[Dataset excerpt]
--------------------------------

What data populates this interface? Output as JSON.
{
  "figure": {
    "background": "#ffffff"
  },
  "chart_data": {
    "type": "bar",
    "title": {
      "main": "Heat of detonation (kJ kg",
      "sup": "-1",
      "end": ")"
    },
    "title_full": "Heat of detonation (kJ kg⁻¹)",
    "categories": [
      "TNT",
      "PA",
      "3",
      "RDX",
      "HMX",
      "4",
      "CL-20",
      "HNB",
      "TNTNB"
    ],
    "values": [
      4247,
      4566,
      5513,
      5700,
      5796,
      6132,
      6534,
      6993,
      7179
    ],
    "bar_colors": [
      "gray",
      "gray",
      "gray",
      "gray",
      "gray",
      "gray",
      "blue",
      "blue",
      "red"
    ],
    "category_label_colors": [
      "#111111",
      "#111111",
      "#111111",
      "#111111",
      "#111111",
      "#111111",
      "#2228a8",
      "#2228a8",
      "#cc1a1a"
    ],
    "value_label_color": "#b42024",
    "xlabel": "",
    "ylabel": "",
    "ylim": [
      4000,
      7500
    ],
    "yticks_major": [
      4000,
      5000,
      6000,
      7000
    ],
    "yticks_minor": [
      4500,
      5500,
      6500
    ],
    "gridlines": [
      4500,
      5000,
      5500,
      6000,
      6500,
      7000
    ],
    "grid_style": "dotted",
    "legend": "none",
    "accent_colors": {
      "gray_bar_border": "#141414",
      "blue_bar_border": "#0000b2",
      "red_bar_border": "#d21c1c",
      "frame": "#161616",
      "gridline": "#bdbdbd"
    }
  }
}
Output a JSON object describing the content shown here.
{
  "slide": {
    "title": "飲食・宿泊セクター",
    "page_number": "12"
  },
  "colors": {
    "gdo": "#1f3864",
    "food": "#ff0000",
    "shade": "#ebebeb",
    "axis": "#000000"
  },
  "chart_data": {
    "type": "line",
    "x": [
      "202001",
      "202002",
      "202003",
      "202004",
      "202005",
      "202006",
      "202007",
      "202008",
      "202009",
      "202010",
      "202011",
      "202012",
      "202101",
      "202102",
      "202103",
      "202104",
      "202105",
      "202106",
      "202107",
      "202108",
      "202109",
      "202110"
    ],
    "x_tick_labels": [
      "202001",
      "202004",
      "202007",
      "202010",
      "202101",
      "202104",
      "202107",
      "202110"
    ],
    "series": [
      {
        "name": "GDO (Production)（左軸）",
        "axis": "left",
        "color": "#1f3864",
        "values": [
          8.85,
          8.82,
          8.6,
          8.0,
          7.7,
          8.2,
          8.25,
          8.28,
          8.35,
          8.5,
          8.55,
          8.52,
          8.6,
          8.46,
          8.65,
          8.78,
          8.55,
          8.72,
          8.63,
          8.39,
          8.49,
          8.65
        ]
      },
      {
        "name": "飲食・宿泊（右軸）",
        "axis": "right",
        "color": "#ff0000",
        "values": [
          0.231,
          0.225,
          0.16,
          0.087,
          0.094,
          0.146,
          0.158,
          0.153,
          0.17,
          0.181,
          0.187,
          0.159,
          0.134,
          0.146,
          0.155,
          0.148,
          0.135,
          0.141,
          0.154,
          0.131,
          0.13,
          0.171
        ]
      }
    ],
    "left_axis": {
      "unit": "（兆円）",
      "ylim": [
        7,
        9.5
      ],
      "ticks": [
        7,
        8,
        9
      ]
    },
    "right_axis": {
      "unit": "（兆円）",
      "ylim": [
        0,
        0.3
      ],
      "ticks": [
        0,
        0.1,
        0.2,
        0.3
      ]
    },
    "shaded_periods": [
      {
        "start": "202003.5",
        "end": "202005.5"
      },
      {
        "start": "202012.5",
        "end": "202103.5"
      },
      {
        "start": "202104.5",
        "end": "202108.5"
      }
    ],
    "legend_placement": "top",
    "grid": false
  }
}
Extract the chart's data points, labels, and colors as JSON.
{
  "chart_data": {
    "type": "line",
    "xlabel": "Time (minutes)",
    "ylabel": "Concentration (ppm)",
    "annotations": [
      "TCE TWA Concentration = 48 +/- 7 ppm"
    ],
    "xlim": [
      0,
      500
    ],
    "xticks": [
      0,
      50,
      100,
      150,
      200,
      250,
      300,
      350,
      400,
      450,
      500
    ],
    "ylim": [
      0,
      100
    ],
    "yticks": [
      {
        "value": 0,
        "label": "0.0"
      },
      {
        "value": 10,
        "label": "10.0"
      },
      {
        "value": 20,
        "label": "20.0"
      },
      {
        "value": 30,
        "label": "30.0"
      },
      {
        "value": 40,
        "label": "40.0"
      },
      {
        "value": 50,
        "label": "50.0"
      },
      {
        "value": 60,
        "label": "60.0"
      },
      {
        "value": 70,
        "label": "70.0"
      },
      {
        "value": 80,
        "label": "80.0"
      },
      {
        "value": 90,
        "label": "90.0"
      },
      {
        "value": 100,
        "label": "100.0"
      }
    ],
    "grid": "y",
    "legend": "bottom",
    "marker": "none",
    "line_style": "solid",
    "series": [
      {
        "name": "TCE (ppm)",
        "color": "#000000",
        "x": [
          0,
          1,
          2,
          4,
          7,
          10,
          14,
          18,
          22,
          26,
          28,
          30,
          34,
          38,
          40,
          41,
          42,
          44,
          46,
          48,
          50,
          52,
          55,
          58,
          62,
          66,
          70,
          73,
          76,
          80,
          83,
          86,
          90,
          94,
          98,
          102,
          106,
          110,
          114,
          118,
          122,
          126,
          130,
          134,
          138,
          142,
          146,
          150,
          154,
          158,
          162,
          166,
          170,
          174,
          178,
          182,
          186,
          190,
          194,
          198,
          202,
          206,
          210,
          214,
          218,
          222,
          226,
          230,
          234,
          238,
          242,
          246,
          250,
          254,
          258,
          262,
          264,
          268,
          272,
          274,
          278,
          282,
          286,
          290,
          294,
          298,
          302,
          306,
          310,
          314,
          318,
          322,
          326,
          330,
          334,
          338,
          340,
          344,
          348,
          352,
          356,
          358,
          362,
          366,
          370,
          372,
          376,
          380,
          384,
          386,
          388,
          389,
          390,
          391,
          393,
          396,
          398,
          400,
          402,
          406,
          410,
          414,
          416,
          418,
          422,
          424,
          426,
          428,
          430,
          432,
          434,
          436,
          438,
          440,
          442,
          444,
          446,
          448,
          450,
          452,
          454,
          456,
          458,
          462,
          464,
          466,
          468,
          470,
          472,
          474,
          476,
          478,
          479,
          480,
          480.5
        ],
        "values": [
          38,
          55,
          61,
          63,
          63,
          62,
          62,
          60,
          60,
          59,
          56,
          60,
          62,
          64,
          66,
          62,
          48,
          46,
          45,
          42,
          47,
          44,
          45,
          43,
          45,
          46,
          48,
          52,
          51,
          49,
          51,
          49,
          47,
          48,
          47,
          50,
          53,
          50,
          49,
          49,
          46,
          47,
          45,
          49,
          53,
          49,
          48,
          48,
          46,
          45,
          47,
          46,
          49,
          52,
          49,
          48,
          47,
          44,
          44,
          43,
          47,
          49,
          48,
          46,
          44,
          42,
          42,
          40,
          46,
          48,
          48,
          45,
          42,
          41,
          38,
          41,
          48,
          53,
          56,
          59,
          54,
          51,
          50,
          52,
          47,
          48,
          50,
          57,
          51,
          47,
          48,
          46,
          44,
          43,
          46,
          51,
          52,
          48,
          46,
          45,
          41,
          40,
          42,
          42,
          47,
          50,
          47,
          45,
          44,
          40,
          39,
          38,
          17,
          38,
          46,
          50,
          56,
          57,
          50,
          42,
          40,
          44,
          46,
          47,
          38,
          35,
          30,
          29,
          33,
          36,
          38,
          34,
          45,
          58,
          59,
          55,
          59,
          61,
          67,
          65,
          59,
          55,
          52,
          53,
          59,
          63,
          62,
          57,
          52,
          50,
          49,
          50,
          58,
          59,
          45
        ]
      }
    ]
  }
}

--------------------------------

**What you should do:** Looking at the material above, count the lines that hold "start" and give the total alone.

**Answer to the task:** 3